(Recorded data)
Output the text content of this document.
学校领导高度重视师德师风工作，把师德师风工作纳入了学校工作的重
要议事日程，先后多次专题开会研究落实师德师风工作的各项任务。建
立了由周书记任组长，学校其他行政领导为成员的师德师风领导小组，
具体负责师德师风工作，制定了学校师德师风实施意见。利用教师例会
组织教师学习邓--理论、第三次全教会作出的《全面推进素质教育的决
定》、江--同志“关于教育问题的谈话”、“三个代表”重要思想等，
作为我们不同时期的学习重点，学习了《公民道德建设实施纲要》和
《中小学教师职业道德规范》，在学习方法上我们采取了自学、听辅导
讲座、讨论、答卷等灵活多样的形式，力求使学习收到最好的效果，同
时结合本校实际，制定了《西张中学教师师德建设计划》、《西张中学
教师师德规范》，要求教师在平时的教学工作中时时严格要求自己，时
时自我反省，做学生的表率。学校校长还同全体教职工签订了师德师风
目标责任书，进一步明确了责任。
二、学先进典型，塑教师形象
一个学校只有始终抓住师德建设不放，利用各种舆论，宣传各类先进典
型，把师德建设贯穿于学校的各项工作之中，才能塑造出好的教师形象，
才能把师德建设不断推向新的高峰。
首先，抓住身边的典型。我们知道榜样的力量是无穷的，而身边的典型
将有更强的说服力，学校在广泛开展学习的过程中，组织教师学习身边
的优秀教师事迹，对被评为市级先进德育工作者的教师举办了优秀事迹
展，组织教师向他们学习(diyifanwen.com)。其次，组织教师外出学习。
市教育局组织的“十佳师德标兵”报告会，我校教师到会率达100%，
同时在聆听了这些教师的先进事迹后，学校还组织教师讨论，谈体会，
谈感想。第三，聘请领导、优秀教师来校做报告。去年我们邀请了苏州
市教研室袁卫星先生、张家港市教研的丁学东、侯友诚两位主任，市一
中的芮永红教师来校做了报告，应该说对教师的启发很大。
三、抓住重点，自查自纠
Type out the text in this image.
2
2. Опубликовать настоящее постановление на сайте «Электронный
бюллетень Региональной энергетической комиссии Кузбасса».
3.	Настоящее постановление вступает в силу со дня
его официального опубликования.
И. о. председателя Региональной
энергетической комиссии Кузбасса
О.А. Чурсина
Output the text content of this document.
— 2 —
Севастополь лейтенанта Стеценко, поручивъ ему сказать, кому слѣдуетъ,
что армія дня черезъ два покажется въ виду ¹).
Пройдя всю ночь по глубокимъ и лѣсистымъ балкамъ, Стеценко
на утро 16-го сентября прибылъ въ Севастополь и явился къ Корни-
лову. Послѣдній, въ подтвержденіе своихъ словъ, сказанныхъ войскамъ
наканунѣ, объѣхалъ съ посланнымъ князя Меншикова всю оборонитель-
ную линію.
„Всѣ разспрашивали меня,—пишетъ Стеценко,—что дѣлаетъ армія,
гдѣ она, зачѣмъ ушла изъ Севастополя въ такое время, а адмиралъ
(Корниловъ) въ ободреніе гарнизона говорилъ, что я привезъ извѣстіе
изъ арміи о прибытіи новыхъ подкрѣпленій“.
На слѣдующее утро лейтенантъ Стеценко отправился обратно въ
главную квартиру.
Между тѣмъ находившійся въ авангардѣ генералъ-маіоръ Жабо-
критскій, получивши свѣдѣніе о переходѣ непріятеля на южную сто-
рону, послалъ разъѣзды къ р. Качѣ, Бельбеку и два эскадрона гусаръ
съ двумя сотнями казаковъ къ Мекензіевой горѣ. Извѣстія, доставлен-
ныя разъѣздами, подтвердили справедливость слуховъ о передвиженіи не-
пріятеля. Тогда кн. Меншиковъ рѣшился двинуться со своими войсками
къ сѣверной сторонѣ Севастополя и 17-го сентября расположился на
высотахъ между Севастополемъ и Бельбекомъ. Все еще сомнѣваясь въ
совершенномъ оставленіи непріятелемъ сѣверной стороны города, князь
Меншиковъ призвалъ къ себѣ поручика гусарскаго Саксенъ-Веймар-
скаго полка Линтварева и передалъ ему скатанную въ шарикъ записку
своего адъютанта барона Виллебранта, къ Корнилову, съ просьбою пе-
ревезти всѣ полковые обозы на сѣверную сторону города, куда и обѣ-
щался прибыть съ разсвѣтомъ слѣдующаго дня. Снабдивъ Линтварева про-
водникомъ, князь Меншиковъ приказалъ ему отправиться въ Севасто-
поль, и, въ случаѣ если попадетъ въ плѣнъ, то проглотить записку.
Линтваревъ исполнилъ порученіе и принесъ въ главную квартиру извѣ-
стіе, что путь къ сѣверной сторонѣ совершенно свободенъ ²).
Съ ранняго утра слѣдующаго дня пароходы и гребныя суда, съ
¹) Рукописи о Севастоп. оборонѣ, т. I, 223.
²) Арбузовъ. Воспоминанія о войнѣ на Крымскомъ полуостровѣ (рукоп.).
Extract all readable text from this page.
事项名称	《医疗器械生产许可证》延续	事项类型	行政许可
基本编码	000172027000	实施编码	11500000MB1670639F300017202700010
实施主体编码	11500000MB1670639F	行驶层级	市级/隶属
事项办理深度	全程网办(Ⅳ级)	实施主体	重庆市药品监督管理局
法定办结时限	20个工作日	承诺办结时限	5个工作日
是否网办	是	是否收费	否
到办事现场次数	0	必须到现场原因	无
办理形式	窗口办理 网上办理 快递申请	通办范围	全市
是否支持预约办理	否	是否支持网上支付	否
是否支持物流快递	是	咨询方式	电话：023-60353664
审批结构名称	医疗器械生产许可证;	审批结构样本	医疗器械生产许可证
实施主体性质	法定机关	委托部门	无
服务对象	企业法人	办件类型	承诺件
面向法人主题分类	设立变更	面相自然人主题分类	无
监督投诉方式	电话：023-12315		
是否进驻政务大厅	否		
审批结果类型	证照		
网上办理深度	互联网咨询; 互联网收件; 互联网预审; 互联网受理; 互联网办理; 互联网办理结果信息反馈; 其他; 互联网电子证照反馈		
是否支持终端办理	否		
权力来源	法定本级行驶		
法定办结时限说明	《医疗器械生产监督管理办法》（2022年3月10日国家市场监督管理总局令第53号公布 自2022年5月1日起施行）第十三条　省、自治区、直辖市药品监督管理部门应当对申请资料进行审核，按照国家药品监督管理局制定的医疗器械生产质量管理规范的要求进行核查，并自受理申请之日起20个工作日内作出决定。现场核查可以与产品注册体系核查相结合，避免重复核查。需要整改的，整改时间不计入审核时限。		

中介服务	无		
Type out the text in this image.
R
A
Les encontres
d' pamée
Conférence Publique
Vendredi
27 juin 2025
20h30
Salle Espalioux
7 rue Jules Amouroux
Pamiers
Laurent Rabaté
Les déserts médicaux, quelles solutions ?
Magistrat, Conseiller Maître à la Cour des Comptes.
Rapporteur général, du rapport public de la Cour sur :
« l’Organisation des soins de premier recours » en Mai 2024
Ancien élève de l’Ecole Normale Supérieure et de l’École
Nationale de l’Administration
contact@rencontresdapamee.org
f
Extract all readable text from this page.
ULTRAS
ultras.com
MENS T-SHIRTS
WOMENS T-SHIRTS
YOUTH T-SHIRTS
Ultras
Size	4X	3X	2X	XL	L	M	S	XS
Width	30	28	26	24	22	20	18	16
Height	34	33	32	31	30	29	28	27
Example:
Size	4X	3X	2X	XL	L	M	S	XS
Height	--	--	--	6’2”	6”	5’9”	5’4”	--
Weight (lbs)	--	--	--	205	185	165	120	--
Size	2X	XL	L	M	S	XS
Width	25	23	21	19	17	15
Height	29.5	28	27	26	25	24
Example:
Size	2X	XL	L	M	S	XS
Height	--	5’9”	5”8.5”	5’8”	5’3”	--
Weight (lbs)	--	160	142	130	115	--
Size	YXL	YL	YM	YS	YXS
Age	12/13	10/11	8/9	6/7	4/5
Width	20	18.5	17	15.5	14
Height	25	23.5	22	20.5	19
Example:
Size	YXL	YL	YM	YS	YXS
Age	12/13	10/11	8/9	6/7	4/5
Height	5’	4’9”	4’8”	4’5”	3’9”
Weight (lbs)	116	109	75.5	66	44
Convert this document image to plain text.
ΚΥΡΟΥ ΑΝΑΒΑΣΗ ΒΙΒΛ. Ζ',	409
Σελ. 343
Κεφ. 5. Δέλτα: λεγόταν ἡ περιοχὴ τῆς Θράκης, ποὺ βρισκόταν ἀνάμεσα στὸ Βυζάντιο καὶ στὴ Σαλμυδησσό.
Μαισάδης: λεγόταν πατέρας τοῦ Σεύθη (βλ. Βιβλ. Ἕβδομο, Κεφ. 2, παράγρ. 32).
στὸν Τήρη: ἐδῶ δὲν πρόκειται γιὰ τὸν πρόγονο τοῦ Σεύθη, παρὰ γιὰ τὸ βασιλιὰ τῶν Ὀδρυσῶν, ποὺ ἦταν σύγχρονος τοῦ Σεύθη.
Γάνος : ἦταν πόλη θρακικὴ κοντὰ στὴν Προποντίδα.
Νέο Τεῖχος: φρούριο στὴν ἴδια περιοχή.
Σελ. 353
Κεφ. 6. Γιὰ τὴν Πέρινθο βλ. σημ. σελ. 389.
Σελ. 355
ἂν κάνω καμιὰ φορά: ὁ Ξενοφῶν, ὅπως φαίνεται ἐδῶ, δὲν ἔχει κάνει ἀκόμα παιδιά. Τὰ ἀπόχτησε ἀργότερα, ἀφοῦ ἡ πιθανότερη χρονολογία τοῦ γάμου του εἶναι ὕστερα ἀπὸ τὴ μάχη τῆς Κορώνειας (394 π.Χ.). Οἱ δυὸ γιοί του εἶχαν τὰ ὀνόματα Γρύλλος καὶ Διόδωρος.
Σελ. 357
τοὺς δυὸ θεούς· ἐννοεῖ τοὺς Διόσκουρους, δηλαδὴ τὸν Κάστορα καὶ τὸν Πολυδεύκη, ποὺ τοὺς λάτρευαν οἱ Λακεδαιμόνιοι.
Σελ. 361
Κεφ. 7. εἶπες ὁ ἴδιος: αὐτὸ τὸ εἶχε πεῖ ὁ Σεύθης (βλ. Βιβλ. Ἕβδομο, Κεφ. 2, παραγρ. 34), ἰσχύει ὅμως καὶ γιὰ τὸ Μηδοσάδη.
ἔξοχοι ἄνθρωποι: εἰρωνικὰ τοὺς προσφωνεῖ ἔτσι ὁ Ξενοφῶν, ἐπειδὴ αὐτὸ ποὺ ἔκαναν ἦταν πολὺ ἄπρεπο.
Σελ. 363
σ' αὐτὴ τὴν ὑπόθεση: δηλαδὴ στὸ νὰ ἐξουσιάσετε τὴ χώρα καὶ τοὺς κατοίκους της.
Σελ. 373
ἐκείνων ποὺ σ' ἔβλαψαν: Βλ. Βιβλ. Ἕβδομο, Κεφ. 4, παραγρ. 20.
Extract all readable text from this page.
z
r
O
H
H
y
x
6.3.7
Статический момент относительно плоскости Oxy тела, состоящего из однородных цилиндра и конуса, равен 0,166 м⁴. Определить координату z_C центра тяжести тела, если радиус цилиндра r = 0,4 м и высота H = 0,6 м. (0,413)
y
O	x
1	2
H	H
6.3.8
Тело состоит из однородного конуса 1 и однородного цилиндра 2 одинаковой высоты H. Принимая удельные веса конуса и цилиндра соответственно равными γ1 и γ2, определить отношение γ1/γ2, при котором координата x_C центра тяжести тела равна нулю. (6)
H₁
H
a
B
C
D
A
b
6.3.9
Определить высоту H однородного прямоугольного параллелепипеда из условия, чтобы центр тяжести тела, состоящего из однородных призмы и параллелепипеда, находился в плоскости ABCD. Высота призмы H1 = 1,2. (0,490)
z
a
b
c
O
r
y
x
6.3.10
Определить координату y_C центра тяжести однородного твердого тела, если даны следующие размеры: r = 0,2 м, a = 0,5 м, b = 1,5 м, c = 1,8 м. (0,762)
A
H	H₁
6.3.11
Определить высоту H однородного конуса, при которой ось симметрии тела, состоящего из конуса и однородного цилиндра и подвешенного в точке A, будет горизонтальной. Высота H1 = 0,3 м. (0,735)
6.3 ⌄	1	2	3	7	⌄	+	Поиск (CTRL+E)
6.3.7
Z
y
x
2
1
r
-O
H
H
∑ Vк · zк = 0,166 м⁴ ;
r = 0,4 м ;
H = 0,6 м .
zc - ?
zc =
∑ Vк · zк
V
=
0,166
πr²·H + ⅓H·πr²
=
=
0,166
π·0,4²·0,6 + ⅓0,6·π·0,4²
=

* REQUIRED TASK *
Go through the records. Copy each line where "Ἕβδομο" appears.

* COMPLETE RESPONSE *
Μαισάδης: λεγόταν πατέρας τοῦ Σεύθη (βλ. Βιβλ. Ἕβδομο, Κεφ. 2, παράγρ. 32).
Κεφ. 7. εἶπες ὁ ἴδιος: αὐτὸ τὸ εἶχε πεῖ ὁ Σεύθης (βλ. Βιβλ. Ἕβδομο, Κεφ. 2, παραγρ. 34), ἰσχύει ὅμως καὶ γιὰ τὸ Μηδοσάδη.
ἐκείνων ποὺ σ' ἔβλαψαν: Βλ. Βιβλ. Ἕβδομο, Κεφ. 4, παραγρ. 20.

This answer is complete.